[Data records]
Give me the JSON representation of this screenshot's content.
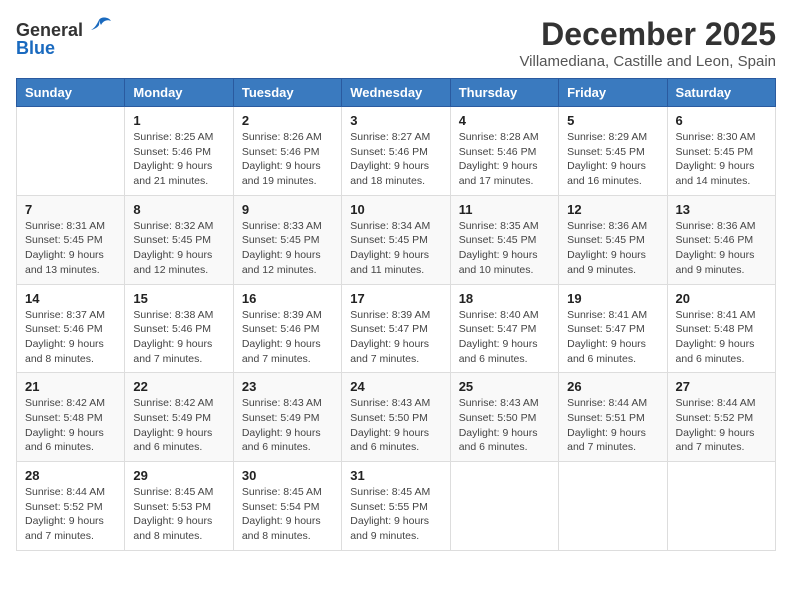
{
  "logo": {
    "general": "General",
    "blue": "Blue"
  },
  "title": "December 2025",
  "location": "Villamediana, Castille and Leon, Spain",
  "weekdays": [
    "Sunday",
    "Monday",
    "Tuesday",
    "Wednesday",
    "Thursday",
    "Friday",
    "Saturday"
  ],
  "weeks": [
    [
      {
        "day": "",
        "info": ""
      },
      {
        "day": "1",
        "info": "Sunrise: 8:25 AM\nSunset: 5:46 PM\nDaylight: 9 hours\nand 21 minutes."
      },
      {
        "day": "2",
        "info": "Sunrise: 8:26 AM\nSunset: 5:46 PM\nDaylight: 9 hours\nand 19 minutes."
      },
      {
        "day": "3",
        "info": "Sunrise: 8:27 AM\nSunset: 5:46 PM\nDaylight: 9 hours\nand 18 minutes."
      },
      {
        "day": "4",
        "info": "Sunrise: 8:28 AM\nSunset: 5:46 PM\nDaylight: 9 hours\nand 17 minutes."
      },
      {
        "day": "5",
        "info": "Sunrise: 8:29 AM\nSunset: 5:45 PM\nDaylight: 9 hours\nand 16 minutes."
      },
      {
        "day": "6",
        "info": "Sunrise: 8:30 AM\nSunset: 5:45 PM\nDaylight: 9 hours\nand 14 minutes."
      }
    ],
    [
      {
        "day": "7",
        "info": "Sunrise: 8:31 AM\nSunset: 5:45 PM\nDaylight: 9 hours\nand 13 minutes."
      },
      {
        "day": "8",
        "info": "Sunrise: 8:32 AM\nSunset: 5:45 PM\nDaylight: 9 hours\nand 12 minutes."
      },
      {
        "day": "9",
        "info": "Sunrise: 8:33 AM\nSunset: 5:45 PM\nDaylight: 9 hours\nand 12 minutes."
      },
      {
        "day": "10",
        "info": "Sunrise: 8:34 AM\nSunset: 5:45 PM\nDaylight: 9 hours\nand 11 minutes."
      },
      {
        "day": "11",
        "info": "Sunrise: 8:35 AM\nSunset: 5:45 PM\nDaylight: 9 hours\nand 10 minutes."
      },
      {
        "day": "12",
        "info": "Sunrise: 8:36 AM\nSunset: 5:45 PM\nDaylight: 9 hours\nand 9 minutes."
      },
      {
        "day": "13",
        "info": "Sunrise: 8:36 AM\nSunset: 5:46 PM\nDaylight: 9 hours\nand 9 minutes."
      }
    ],
    [
      {
        "day": "14",
        "info": "Sunrise: 8:37 AM\nSunset: 5:46 PM\nDaylight: 9 hours\nand 8 minutes."
      },
      {
        "day": "15",
        "info": "Sunrise: 8:38 AM\nSunset: 5:46 PM\nDaylight: 9 hours\nand 7 minutes."
      },
      {
        "day": "16",
        "info": "Sunrise: 8:39 AM\nSunset: 5:46 PM\nDaylight: 9 hours\nand 7 minutes."
      },
      {
        "day": "17",
        "info": "Sunrise: 8:39 AM\nSunset: 5:47 PM\nDaylight: 9 hours\nand 7 minutes."
      },
      {
        "day": "18",
        "info": "Sunrise: 8:40 AM\nSunset: 5:47 PM\nDaylight: 9 hours\nand 6 minutes."
      },
      {
        "day": "19",
        "info": "Sunrise: 8:41 AM\nSunset: 5:47 PM\nDaylight: 9 hours\nand 6 minutes."
      },
      {
        "day": "20",
        "info": "Sunrise: 8:41 AM\nSunset: 5:48 PM\nDaylight: 9 hours\nand 6 minutes."
      }
    ],
    [
      {
        "day": "21",
        "info": "Sunrise: 8:42 AM\nSunset: 5:48 PM\nDaylight: 9 hours\nand 6 minutes."
      },
      {
        "day": "22",
        "info": "Sunrise: 8:42 AM\nSunset: 5:49 PM\nDaylight: 9 hours\nand 6 minutes."
      },
      {
        "day": "23",
        "info": "Sunrise: 8:43 AM\nSunset: 5:49 PM\nDaylight: 9 hours\nand 6 minutes."
      },
      {
        "day": "24",
        "info": "Sunrise: 8:43 AM\nSunset: 5:50 PM\nDaylight: 9 hours\nand 6 minutes."
      },
      {
        "day": "25",
        "info": "Sunrise: 8:43 AM\nSunset: 5:50 PM\nDaylight: 9 hours\nand 6 minutes."
      },
      {
        "day": "26",
        "info": "Sunrise: 8:44 AM\nSunset: 5:51 PM\nDaylight: 9 hours\nand 7 minutes."
      },
      {
        "day": "27",
        "info": "Sunrise: 8:44 AM\nSunset: 5:52 PM\nDaylight: 9 hours\nand 7 minutes."
      }
    ],
    [
      {
        "day": "28",
        "info": "Sunrise: 8:44 AM\nSunset: 5:52 PM\nDaylight: 9 hours\nand 7 minutes."
      },
      {
        "day": "29",
        "info": "Sunrise: 8:45 AM\nSunset: 5:53 PM\nDaylight: 9 hours\nand 8 minutes."
      },
      {
        "day": "30",
        "info": "Sunrise: 8:45 AM\nSunset: 5:54 PM\nDaylight: 9 hours\nand 8 minutes."
      },
      {
        "day": "31",
        "info": "Sunrise: 8:45 AM\nSunset: 5:55 PM\nDaylight: 9 hours\nand 9 minutes."
      },
      {
        "day": "",
        "info": ""
      },
      {
        "day": "",
        "info": ""
      },
      {
        "day": "",
        "info": ""
      }
    ]
  ]
}
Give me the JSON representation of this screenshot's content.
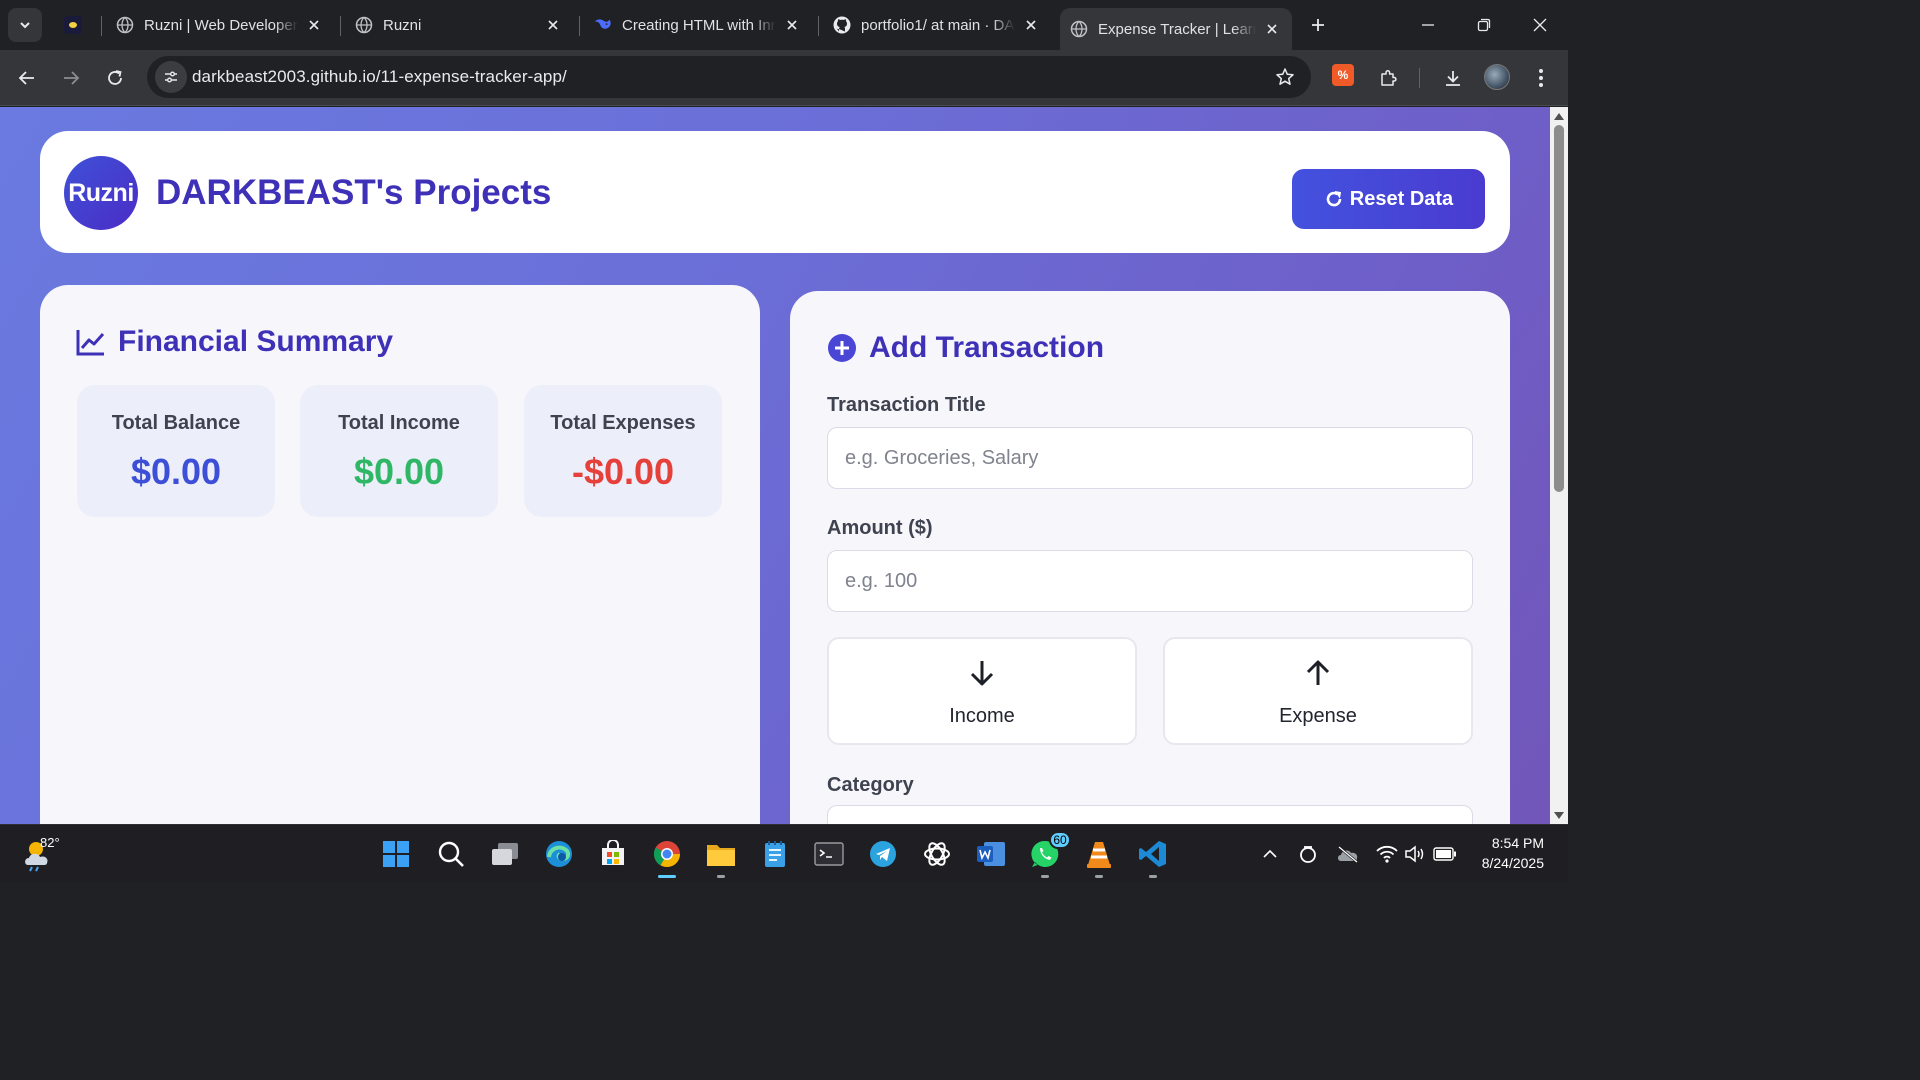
{
  "browser": {
    "tabs": [
      {
        "title": "Ruzni | Web Developer",
        "icon": "globe-icon"
      },
      {
        "title": "Ruzni",
        "icon": "globe-icon"
      },
      {
        "title": "Creating HTML with Inn",
        "icon": "deepseek-icon"
      },
      {
        "title": "portfolio1/ at main · DA",
        "icon": "github-icon"
      },
      {
        "title": "Expense Tracker | Learn",
        "icon": "globe-icon",
        "active": true
      }
    ],
    "url": "darkbeast2003.github.io/11-expense-tracker-app/"
  },
  "page": {
    "logo_text": "Ruzni",
    "site_title": "DARKBEAST's Projects",
    "reset_label": "Reset Data",
    "summary": {
      "title": "Financial Summary",
      "balance_label": "Total Balance",
      "balance_value": "$0.00",
      "income_label": "Total Income",
      "income_value": "$0.00",
      "expense_label": "Total Expenses",
      "expense_value": "-$0.00"
    },
    "form": {
      "title": "Add Transaction",
      "title_label": "Transaction Title",
      "title_placeholder": "e.g. Groceries, Salary",
      "amount_label": "Amount ($)",
      "amount_placeholder": "e.g. 100",
      "income_label": "Income",
      "expense_label": "Expense",
      "category_label": "Category"
    },
    "colors": {
      "accent": "#3e31b8",
      "balance": "#3d4fd6",
      "income": "#2fb765",
      "expense": "#e5403a"
    }
  },
  "taskbar": {
    "temperature": "82°",
    "whatsapp_badge": "60",
    "time": "8:54 PM",
    "date": "8/24/2025"
  }
}
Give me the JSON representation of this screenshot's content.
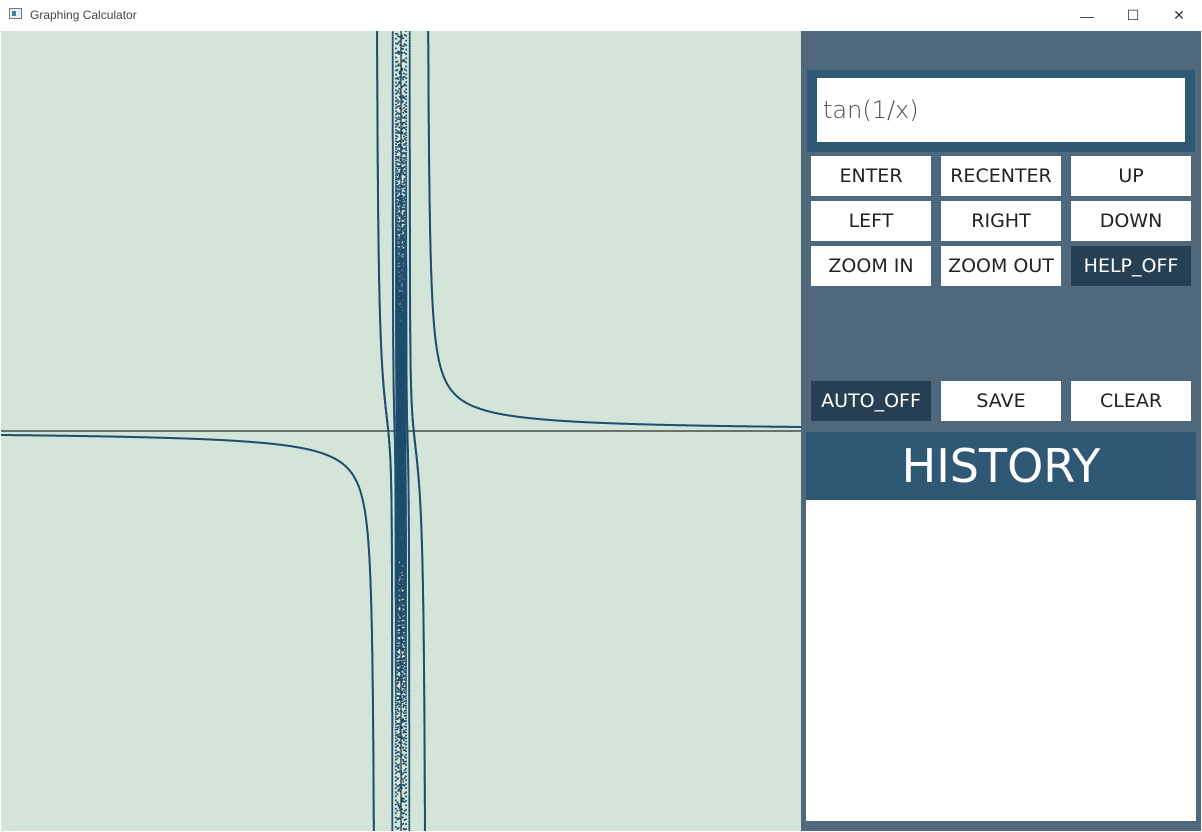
{
  "window": {
    "title": "Graphing Calculator",
    "minimize_glyph": "—",
    "maximize_glyph": "☐",
    "close_glyph": "✕"
  },
  "input": {
    "value": "tan(1/x)"
  },
  "buttons": {
    "enter": "ENTER",
    "recenter": "RECENTER",
    "up": "UP",
    "left": "LEFT",
    "right": "RIGHT",
    "down": "DOWN",
    "zoom_in": "ZOOM IN",
    "zoom_out": "ZOOM OUT",
    "help": "HELP_OFF",
    "auto": "AUTO_OFF",
    "save": "SAVE",
    "clear": "CLEAR"
  },
  "history": {
    "title": "HISTORY",
    "items": []
  },
  "colors": {
    "plot_background": "#d3e5d9",
    "curve": "#1f4e6e",
    "panel": "#50687c",
    "accent": "#2f5875",
    "toggle_off": "#263f52"
  },
  "chart_data": {
    "type": "scatter",
    "function": "tan(1/x)",
    "xlim": [
      -10,
      10
    ],
    "ylim": [
      -10,
      10
    ],
    "grid": false
  }
}
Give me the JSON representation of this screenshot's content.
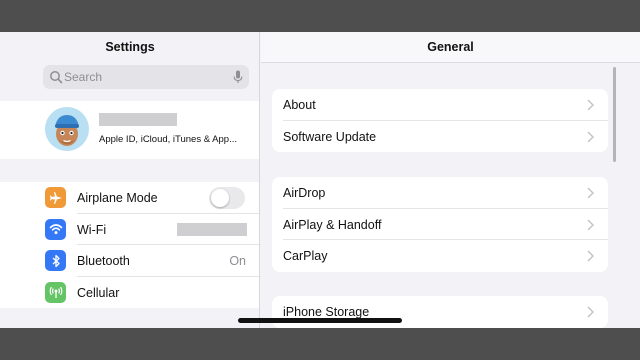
{
  "sidebar": {
    "title": "Settings",
    "search_placeholder": "Search",
    "profile": {
      "subtitle": "Apple ID, iCloud, iTunes & App..."
    },
    "items": [
      {
        "label": "Airplane Mode",
        "icon": "airplane-icon",
        "color": "#f09a37",
        "toggle": false
      },
      {
        "label": "Wi-Fi",
        "icon": "wifi-icon",
        "color": "#3478f6"
      },
      {
        "label": "Bluetooth",
        "icon": "bluetooth-icon",
        "color": "#3478f6",
        "value": "On"
      },
      {
        "label": "Cellular",
        "icon": "cellular-icon",
        "color": "#65c466"
      }
    ]
  },
  "main": {
    "title": "General",
    "groups": [
      {
        "items": [
          "About",
          "Software Update"
        ]
      },
      {
        "items": [
          "AirDrop",
          "AirPlay & Handoff",
          "CarPlay"
        ]
      },
      {
        "items": [
          "iPhone Storage"
        ]
      }
    ]
  }
}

◆ DO THIS:
Copy out each line of the material that holds the word "Ruzni".

◆ THE SOLUTION:
        "title": "Ruzni | Web Developer",
        "title": "Ruzni",
    "logo_text": "Ruzni",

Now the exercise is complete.